Begin GIVEN INFORMATION

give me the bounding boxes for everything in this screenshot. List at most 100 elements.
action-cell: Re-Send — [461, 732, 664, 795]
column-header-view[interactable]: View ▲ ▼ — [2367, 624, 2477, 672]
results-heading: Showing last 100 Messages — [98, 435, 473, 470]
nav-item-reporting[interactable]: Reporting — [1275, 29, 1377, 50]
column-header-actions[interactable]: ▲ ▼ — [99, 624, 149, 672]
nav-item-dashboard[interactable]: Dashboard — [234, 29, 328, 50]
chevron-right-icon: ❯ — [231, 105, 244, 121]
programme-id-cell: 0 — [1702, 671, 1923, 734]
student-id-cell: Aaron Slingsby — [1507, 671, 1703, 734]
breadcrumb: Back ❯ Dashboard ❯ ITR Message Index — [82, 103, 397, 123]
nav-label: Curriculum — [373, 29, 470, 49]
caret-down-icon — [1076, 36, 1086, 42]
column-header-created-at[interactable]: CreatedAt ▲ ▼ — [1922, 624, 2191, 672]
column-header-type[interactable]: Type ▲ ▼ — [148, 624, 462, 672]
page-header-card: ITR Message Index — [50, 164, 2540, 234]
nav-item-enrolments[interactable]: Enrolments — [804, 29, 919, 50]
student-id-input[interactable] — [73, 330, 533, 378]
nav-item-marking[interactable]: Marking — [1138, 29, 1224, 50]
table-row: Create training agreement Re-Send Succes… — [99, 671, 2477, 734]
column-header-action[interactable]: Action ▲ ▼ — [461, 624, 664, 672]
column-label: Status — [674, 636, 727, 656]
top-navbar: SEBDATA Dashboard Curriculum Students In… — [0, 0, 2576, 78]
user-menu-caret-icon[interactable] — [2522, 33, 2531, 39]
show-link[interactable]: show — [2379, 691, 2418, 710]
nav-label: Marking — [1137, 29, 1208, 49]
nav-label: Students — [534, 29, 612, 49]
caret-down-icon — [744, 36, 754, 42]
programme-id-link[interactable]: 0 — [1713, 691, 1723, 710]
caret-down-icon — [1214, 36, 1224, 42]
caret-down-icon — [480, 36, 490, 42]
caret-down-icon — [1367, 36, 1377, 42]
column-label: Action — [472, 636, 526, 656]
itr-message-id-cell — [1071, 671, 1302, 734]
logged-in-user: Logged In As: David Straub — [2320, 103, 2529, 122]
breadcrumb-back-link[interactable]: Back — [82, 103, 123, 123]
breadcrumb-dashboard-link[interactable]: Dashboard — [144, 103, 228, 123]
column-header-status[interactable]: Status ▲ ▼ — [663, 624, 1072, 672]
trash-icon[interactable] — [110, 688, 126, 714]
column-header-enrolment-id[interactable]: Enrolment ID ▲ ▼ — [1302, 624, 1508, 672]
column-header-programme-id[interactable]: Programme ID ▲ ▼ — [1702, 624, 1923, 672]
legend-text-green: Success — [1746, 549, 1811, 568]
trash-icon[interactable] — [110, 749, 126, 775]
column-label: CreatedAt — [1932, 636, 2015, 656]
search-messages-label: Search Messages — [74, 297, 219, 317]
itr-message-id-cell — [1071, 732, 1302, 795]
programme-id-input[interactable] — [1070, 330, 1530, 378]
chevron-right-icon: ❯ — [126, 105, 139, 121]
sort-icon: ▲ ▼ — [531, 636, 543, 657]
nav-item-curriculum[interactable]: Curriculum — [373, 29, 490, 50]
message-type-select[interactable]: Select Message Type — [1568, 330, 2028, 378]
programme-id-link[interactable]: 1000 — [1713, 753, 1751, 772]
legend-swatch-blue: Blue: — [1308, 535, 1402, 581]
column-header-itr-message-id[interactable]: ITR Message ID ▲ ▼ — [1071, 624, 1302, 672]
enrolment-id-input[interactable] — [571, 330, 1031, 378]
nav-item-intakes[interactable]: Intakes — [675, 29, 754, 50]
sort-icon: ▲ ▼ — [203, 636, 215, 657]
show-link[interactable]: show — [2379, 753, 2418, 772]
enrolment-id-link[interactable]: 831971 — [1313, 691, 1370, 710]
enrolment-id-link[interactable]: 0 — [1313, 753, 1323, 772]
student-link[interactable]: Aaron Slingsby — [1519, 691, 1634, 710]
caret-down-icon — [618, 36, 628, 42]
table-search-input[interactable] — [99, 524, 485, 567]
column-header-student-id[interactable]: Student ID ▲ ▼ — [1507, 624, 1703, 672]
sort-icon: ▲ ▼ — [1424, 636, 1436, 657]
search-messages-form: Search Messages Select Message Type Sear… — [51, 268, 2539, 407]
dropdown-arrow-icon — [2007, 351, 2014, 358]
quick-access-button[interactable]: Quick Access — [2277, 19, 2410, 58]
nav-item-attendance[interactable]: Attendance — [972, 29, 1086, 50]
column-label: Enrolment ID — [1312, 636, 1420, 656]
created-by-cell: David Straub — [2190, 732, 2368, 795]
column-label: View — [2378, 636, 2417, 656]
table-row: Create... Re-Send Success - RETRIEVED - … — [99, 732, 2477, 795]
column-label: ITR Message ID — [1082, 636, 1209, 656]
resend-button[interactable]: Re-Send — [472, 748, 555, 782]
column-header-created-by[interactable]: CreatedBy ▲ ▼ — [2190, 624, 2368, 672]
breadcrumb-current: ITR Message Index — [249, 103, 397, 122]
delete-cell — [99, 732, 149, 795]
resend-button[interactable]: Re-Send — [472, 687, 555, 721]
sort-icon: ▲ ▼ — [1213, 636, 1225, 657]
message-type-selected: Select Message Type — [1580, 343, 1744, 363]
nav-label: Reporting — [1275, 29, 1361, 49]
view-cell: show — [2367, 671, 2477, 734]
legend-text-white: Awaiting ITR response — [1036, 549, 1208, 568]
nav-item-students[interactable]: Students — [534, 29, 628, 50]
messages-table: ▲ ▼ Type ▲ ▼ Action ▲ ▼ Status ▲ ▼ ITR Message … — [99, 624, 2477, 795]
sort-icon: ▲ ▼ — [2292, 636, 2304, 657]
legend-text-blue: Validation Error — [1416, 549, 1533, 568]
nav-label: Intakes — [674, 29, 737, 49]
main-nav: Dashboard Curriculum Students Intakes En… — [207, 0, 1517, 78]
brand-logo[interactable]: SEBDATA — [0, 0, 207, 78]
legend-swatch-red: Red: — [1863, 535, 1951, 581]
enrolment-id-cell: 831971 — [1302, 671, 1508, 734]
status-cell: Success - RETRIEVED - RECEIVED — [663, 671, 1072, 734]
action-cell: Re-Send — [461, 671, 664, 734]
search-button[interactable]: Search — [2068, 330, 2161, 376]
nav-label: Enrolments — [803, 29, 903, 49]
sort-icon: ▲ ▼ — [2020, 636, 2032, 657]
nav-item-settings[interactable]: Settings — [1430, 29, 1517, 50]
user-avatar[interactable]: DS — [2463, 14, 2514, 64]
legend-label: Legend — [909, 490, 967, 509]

End GIVEN INFORMATION

Please rewrite all the items above with "caret-down-icon" replaced by "dropdown-arrow-icon" wherever it occurs, changing nothing else.

> [EXERCISE OUTPUT]:
give me the bounding boxes for everything in this screenshot. List at most 100 elements.
action-cell: Re-Send — [461, 732, 664, 795]
column-header-view[interactable]: View ▲ ▼ — [2367, 624, 2477, 672]
results-heading: Showing last 100 Messages — [98, 435, 473, 470]
nav-item-reporting[interactable]: Reporting — [1275, 29, 1377, 50]
column-header-actions[interactable]: ▲ ▼ — [99, 624, 149, 672]
nav-item-dashboard[interactable]: Dashboard — [234, 29, 328, 50]
chevron-right-icon: ❯ — [231, 105, 244, 121]
programme-id-cell: 0 — [1702, 671, 1923, 734]
student-id-cell: Aaron Slingsby — [1507, 671, 1703, 734]
breadcrumb: Back ❯ Dashboard ❯ ITR Message Index — [82, 103, 397, 123]
nav-label: Curriculum — [373, 29, 470, 49]
dropdown-arrow-icon — [1076, 36, 1086, 42]
column-header-created-at[interactable]: CreatedAt ▲ ▼ — [1922, 624, 2191, 672]
column-header-type[interactable]: Type ▲ ▼ — [148, 624, 462, 672]
page-header-card: ITR Message Index — [50, 164, 2540, 234]
nav-item-enrolments[interactable]: Enrolments — [804, 29, 919, 50]
student-id-input[interactable] — [73, 330, 533, 378]
nav-item-marking[interactable]: Marking — [1138, 29, 1224, 50]
table-row: Create training agreement Re-Send Succes… — [99, 671, 2477, 734]
column-header-action[interactable]: Action ▲ ▼ — [461, 624, 664, 672]
column-label: Status — [674, 636, 727, 656]
top-navbar: SEBDATA Dashboard Curriculum Students In… — [0, 0, 2576, 78]
user-menu-caret-icon[interactable] — [2522, 33, 2531, 39]
show-link[interactable]: show — [2379, 691, 2418, 710]
nav-label: Marking — [1137, 29, 1208, 49]
nav-label: Students — [534, 29, 612, 49]
dropdown-arrow-icon — [744, 36, 754, 42]
programme-id-link[interactable]: 0 — [1713, 691, 1723, 710]
dropdown-arrow-icon — [1214, 36, 1224, 42]
dropdown-arrow-icon — [480, 36, 490, 42]
dropdown-arrow-icon — [1367, 36, 1377, 42]
column-label: Action — [472, 636, 526, 656]
itr-message-id-cell — [1071, 671, 1302, 734]
logged-in-user: Logged In As: David Straub — [2320, 103, 2529, 122]
breadcrumb-back-link[interactable]: Back — [82, 103, 123, 123]
breadcrumb-dashboard-link[interactable]: Dashboard — [144, 103, 228, 123]
column-header-status[interactable]: Status ▲ ▼ — [663, 624, 1072, 672]
trash-icon[interactable] — [110, 688, 126, 714]
column-header-enrolment-id[interactable]: Enrolment ID ▲ ▼ — [1302, 624, 1508, 672]
column-header-programme-id[interactable]: Programme ID ▲ ▼ — [1702, 624, 1923, 672]
legend-text-green: Success — [1746, 549, 1811, 568]
trash-icon[interactable] — [110, 749, 126, 775]
column-label: CreatedAt — [1932, 636, 2015, 656]
search-messages-label: Search Messages — [74, 297, 219, 317]
itr-message-id-cell — [1071, 732, 1302, 795]
programme-id-input[interactable] — [1070, 330, 1530, 378]
chevron-right-icon: ❯ — [126, 105, 139, 121]
sort-icon: ▲ ▼ — [531, 636, 543, 657]
nav-item-curriculum[interactable]: Curriculum — [373, 29, 490, 50]
message-type-select[interactable]: Select Message Type — [1568, 330, 2028, 378]
programme-id-link[interactable]: 1000 — [1713, 753, 1751, 772]
legend-swatch-blue: Blue: — [1308, 535, 1402, 581]
column-header-itr-message-id[interactable]: ITR Message ID ▲ ▼ — [1071, 624, 1302, 672]
enrolment-id-input[interactable] — [571, 330, 1031, 378]
nav-item-intakes[interactable]: Intakes — [675, 29, 754, 50]
sort-icon: ▲ ▼ — [203, 636, 215, 657]
show-link[interactable]: show — [2379, 753, 2418, 772]
enrolment-id-link[interactable]: 831971 — [1313, 691, 1370, 710]
enrolment-id-link[interactable]: 0 — [1313, 753, 1323, 772]
student-link[interactable]: Aaron Slingsby — [1519, 691, 1634, 710]
dropdown-arrow-icon — [618, 36, 628, 42]
table-search-input[interactable] — [99, 524, 485, 567]
column-header-student-id[interactable]: Student ID ▲ ▼ — [1507, 624, 1703, 672]
sort-icon: ▲ ▼ — [1424, 636, 1436, 657]
search-messages-form: Search Messages Select Message Type Sear… — [51, 268, 2539, 407]
dropdown-arrow-icon — [2007, 351, 2014, 358]
quick-access-button[interactable]: Quick Access — [2277, 19, 2410, 58]
nav-item-attendance[interactable]: Attendance — [972, 29, 1086, 50]
column-label: Enrolment ID — [1312, 636, 1420, 656]
created-by-cell: David Straub — [2190, 732, 2368, 795]
column-label: View — [2378, 636, 2417, 656]
table-row: Create... Re-Send Success - RETRIEVED - … — [99, 732, 2477, 795]
column-label: ITR Message ID — [1082, 636, 1209, 656]
resend-button[interactable]: Re-Send — [472, 748, 555, 782]
column-header-created-by[interactable]: CreatedBy ▲ ▼ — [2190, 624, 2368, 672]
breadcrumb-current: ITR Message Index — [249, 103, 397, 122]
delete-cell — [99, 732, 149, 795]
resend-button[interactable]: Re-Send — [472, 687, 555, 721]
sort-icon: ▲ ▼ — [1213, 636, 1225, 657]
message-type-selected: Select Message Type — [1580, 343, 1744, 363]
nav-label: Reporting — [1275, 29, 1361, 49]
view-cell: show — [2367, 671, 2477, 734]
legend-text-white: Awaiting ITR response — [1036, 549, 1208, 568]
nav-item-students[interactable]: Students — [534, 29, 628, 50]
messages-table: ▲ ▼ Type ▲ ▼ Action ▲ ▼ Status ▲ ▼ ITR Message … — [99, 624, 2477, 795]
sort-icon: ▲ ▼ — [2292, 636, 2304, 657]
legend-text-blue: Validation Error — [1416, 549, 1533, 568]
nav-label: Intakes — [674, 29, 737, 49]
main-nav: Dashboard Curriculum Students Intakes En… — [207, 0, 1517, 78]
brand-logo[interactable]: SEBDATA — [0, 0, 207, 78]
legend-swatch-red: Red: — [1863, 535, 1951, 581]
enrolment-id-cell: 831971 — [1302, 671, 1508, 734]
status-cell: Success - RETRIEVED - RECEIVED — [663, 671, 1072, 734]
action-cell: Re-Send — [461, 671, 664, 734]
search-button[interactable]: Search — [2068, 330, 2161, 376]
nav-label: Enrolments — [803, 29, 903, 49]
sort-icon: ▲ ▼ — [2020, 636, 2032, 657]
nav-item-settings[interactable]: Settings — [1430, 29, 1517, 50]
user-avatar[interactable]: DS — [2463, 14, 2514, 64]
legend-label: Legend — [909, 490, 967, 509]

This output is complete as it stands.